Exercise directions → Quote the data below in full, minus the images.

Dataset content →
------------------------

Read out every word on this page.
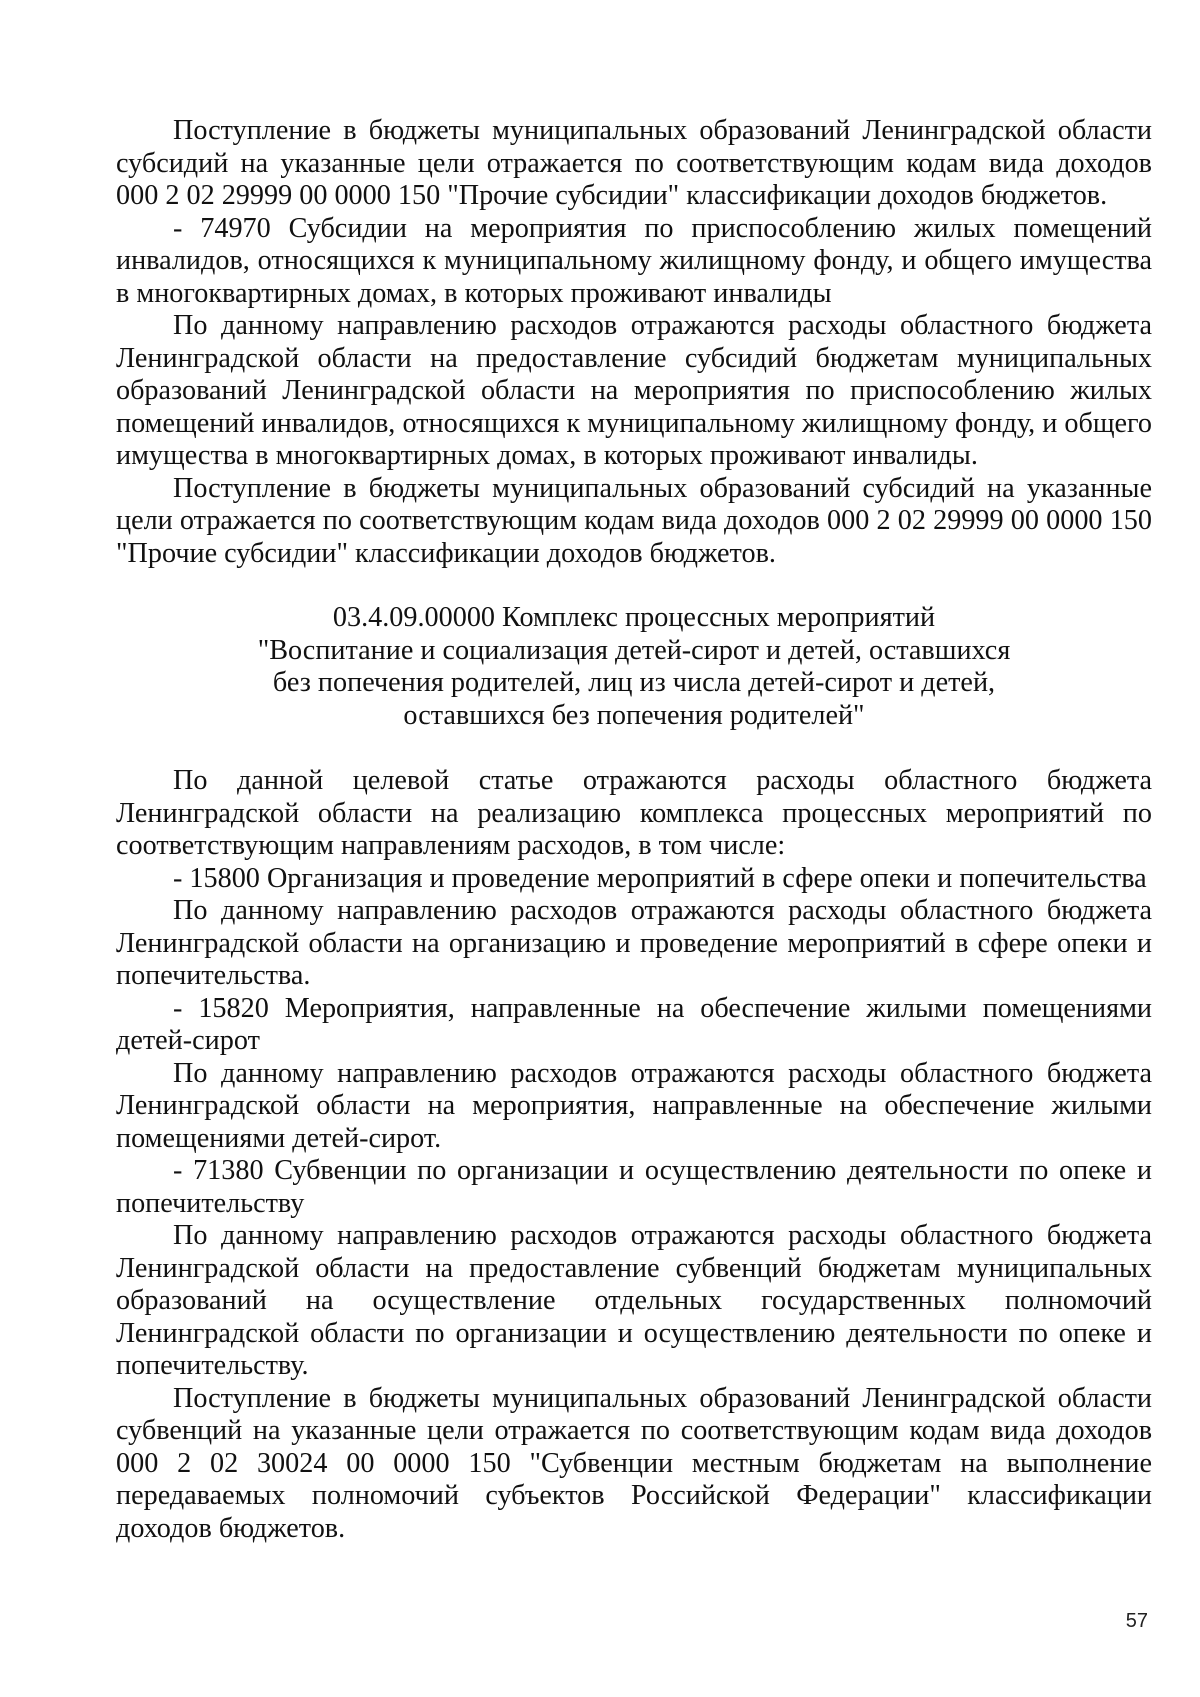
Поступление в бюджеты муниципальных образований Ленинградской области субсидий на указанные цели отражается по соответствующим кодам вида доходов 000 2 02 29999 00 0000 150 "Прочие субсидии" классификации доходов бюджетов.

- 74970 Субсидии на мероприятия по приспособлению жилых помещений инвалидов, относящихся к муниципальному жилищному фонду, и общего имущества в многоквартирных домах, в которых проживают инвалиды

По данному направлению расходов отражаются расходы областного бюджета Ленинградской области на предоставление субсидий бюджетам муниципальных образований Ленинградской области на мероприятия по приспособлению жилых помещений инвалидов, относящихся к муниципальному жилищному фонду, и общего имущества в многоквартирных домах, в которых проживают инвалиды.

Поступление в бюджеты муниципальных образований субсидий на указанные цели отражается по соответствующим кодам вида доходов 000 2 02 29999 00 0000 150 "Прочие субсидии" классификации доходов бюджетов.

03.4.09.00000 Комплекс процессных мероприятий
"Воспитание и социализация детей-сирот и детей, оставшихся
без попечения родителей, лиц из числа детей-сирот и детей,
оставшихся без попечения родителей"

По данной целевой статье отражаются расходы областного бюджета Ленинградской области на реализацию комплекса процессных мероприятий по соответствующим направлениям расходов, в том числе:

- 15800 Организация и проведение мероприятий в сфере опеки и попечительства

По данному направлению расходов отражаются расходы областного бюджета Ленинградской области на организацию и проведение мероприятий в сфере опеки и попечительства.

- 15820 Мероприятия, направленные на обеспечение жилыми помещениями детей-сирот

По данному направлению расходов отражаются расходы областного бюджета Ленинградской области на мероприятия, направленные на обеспечение жилыми помещениями детей-сирот.

- 71380 Субвенции по организации и осуществлению деятельности по опеке и попечительству

По данному направлению расходов отражаются расходы областного бюджета Ленинградской области на предоставление субвенций бюджетам муниципальных образований на осуществление отдельных государственных полномочий Ленинградской области по организации и осуществлению деятельности по опеке и попечительству.

Поступление в бюджеты муниципальных образований Ленинградской области субвенций на указанные цели отражается по соответствующим кодам вида доходов 000 2 02 30024 00 0000 150 "Субвенции местным бюджетам на выполнение передаваемых полномочий субъектов Российской Федерации" классификации доходов бюджетов.

57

------------------------

Exercise answer →
Read out every word on this page.
Поступление в бюджеты муниципальных образований Ленинградской области субсидий на указанные цели отражается по соответствующим кодам вида доходов 000 2 02 29999 00 0000 150 "Прочие субсидии" классификации доходов бюджетов.

- 74970 Субсидии на мероприятия по приспособлению жилых помещений инвалидов, относящихся к муниципальному жилищному фонду, и общего имущества в многоквартирных домах, в которых проживают инвалиды

По данному направлению расходов отражаются расходы областного бюджета Ленинградской области на предоставление субсидий бюджетам муниципальных образований Ленинградской области на мероприятия по приспособлению жилых помещений инвалидов, относящихся к муниципальному жилищному фонду, и общего имущества в многоквартирных домах, в которых проживают инвалиды.

Поступление в бюджеты муниципальных образований субсидий на указанные цели отражается по соответствующим кодам вида доходов 000 2 02 29999 00 0000 150 "Прочие субсидии" классификации доходов бюджетов.

03.4.09.00000 Комплекс процессных мероприятий
"Воспитание и социализация детей-сирот и детей, оставшихся
без попечения родителей, лиц из числа детей-сирот и детей,
оставшихся без попечения родителей"

По данной целевой статье отражаются расходы областного бюджета Ленинградской области на реализацию комплекса процессных мероприятий по соответствующим направлениям расходов, в том числе:

- 15800 Организация и проведение мероприятий в сфере опеки и попечительства

По данному направлению расходов отражаются расходы областного бюджета Ленинградской области на организацию и проведение мероприятий в сфере опеки и попечительства.

- 15820 Мероприятия, направленные на обеспечение жилыми помещениями детей-сирот

По данному направлению расходов отражаются расходы областного бюджета Ленинградской области на мероприятия, направленные на обеспечение жилыми помещениями детей-сирот.

- 71380 Субвенции по организации и осуществлению деятельности по опеке и попечительству

По данному направлению расходов отражаются расходы областного бюджета Ленинградской области на предоставление субвенций бюджетам муниципальных образований на осуществление отдельных государственных полномочий Ленинградской области по организации и осуществлению деятельности по опеке и попечительству.

Поступление в бюджеты муниципальных образований Ленинградской области субвенций на указанные цели отражается по соответствующим кодам вида доходов 000 2 02 30024 00 0000 150 "Субвенции местным бюджетам на выполнение передаваемых полномочий субъектов Российской Федерации" классификации доходов бюджетов.

57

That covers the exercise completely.